● **What is asked**:
Filter the records below down to lines containing "subtitle".

** begin Records shown **

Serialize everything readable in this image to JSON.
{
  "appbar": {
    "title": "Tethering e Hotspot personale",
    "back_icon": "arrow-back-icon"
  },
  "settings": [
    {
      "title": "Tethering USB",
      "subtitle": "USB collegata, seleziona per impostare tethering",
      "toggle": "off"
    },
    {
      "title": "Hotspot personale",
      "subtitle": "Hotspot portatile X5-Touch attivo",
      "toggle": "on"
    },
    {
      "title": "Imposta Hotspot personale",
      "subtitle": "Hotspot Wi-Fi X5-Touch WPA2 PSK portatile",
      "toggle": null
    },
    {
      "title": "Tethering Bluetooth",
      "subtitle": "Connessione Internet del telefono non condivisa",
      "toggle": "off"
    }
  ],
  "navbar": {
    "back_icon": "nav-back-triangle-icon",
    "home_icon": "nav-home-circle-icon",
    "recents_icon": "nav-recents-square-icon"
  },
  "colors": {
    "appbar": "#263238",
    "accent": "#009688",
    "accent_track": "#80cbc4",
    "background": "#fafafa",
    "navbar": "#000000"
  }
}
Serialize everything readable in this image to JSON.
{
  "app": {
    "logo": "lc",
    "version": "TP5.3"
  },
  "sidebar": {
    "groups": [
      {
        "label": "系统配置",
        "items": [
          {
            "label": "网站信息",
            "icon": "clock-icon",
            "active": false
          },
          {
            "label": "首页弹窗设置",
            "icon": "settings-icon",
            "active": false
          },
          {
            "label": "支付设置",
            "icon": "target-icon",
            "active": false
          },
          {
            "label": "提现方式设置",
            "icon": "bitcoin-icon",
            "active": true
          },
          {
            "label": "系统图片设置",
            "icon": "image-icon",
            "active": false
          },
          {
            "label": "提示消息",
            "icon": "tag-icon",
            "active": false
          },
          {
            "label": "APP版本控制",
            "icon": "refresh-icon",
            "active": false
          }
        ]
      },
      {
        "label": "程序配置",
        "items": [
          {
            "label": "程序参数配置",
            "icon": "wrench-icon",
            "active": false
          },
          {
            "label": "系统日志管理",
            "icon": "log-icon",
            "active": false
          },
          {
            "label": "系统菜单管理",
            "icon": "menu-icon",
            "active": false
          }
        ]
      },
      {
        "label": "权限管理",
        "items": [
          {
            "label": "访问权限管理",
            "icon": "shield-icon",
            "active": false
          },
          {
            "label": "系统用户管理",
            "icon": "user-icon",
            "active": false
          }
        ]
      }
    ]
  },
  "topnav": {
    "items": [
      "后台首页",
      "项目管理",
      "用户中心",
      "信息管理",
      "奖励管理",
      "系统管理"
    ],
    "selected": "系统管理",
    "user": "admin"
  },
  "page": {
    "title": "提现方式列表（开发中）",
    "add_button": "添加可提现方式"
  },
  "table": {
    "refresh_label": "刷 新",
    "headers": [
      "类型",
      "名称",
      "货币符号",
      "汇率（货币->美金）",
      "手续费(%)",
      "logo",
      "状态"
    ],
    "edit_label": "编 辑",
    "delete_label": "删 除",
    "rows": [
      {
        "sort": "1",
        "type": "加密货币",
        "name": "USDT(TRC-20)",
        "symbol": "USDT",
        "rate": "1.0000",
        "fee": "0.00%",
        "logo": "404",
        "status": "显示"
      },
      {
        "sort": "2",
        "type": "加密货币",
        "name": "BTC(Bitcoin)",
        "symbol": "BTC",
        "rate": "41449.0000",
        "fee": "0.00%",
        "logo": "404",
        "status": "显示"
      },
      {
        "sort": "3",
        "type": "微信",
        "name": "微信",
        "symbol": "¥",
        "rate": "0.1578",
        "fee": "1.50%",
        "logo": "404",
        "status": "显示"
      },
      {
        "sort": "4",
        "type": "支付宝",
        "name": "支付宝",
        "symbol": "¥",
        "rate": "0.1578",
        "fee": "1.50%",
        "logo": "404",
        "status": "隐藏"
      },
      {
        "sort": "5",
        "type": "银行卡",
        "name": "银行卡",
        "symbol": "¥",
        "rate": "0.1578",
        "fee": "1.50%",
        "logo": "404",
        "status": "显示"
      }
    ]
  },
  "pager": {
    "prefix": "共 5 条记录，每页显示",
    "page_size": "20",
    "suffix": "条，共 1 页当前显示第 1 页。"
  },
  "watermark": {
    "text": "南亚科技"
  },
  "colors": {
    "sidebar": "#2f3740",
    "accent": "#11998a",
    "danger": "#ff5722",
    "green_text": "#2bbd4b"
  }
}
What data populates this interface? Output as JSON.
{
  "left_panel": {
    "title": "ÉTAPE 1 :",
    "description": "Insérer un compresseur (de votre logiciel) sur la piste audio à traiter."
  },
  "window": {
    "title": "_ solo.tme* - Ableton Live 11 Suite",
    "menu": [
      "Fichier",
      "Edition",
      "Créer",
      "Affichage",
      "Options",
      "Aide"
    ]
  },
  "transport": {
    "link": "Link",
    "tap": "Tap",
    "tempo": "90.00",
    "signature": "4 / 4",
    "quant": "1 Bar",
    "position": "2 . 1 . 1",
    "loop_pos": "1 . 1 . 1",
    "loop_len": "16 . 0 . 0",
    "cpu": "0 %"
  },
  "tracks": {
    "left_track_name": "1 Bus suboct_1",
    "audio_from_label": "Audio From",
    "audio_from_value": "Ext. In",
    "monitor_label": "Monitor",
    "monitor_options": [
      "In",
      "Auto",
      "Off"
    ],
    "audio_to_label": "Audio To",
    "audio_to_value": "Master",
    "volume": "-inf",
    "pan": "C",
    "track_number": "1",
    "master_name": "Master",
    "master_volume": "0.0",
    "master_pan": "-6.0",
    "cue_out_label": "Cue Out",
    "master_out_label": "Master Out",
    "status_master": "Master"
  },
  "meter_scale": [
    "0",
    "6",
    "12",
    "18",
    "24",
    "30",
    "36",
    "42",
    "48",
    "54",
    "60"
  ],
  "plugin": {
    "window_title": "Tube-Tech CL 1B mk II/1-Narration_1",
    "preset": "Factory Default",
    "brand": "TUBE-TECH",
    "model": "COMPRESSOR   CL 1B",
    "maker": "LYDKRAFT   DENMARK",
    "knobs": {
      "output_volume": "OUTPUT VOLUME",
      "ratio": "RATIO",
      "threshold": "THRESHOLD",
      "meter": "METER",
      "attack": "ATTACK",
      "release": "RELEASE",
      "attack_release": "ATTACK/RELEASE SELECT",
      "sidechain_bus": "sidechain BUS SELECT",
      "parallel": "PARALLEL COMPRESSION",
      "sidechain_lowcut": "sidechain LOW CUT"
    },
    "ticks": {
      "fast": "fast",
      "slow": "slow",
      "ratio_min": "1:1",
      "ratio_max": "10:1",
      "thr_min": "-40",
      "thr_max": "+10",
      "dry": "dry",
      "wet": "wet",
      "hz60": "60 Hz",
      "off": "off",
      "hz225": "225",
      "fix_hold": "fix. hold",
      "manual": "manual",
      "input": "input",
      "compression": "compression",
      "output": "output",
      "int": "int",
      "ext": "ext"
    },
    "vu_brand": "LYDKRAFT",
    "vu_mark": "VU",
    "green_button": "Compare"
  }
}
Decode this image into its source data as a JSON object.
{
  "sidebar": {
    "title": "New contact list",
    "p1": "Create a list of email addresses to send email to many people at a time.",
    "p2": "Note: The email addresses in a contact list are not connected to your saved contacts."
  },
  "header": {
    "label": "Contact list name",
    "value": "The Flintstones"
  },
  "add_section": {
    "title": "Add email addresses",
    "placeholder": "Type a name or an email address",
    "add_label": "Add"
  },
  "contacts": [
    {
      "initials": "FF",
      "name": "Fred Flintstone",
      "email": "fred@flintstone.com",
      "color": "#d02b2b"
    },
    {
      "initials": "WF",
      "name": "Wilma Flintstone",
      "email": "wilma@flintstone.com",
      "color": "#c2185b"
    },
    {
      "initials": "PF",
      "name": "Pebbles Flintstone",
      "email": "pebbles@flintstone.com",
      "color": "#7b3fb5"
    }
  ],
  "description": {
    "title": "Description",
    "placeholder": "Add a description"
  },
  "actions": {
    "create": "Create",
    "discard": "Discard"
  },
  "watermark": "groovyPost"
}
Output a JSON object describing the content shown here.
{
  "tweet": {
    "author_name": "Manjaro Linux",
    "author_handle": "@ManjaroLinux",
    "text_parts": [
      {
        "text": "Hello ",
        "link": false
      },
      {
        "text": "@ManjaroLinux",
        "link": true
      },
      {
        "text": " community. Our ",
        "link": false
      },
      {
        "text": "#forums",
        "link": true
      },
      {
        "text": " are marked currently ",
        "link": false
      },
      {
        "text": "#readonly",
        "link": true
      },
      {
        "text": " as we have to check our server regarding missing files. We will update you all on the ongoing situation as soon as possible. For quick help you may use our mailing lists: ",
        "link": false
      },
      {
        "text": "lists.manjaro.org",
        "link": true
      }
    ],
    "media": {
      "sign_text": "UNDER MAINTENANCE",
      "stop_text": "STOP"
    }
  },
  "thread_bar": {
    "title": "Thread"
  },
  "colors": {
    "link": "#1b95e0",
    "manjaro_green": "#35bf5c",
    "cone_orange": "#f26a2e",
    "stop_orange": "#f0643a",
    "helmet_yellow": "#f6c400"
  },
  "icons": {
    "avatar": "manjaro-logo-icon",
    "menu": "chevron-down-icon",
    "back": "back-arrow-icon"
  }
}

** end Records shown **

● **Result of the exercise**:
      "subtitle": "USB collegata, seleziona per impostare tethering",
      "subtitle": "Hotspot portatile X5-Touch attivo",
      "subtitle": "Hotspot Wi-Fi X5-Touch WPA2 PSK portatile",
      "subtitle": "Connessione Internet del telefono non condivisa",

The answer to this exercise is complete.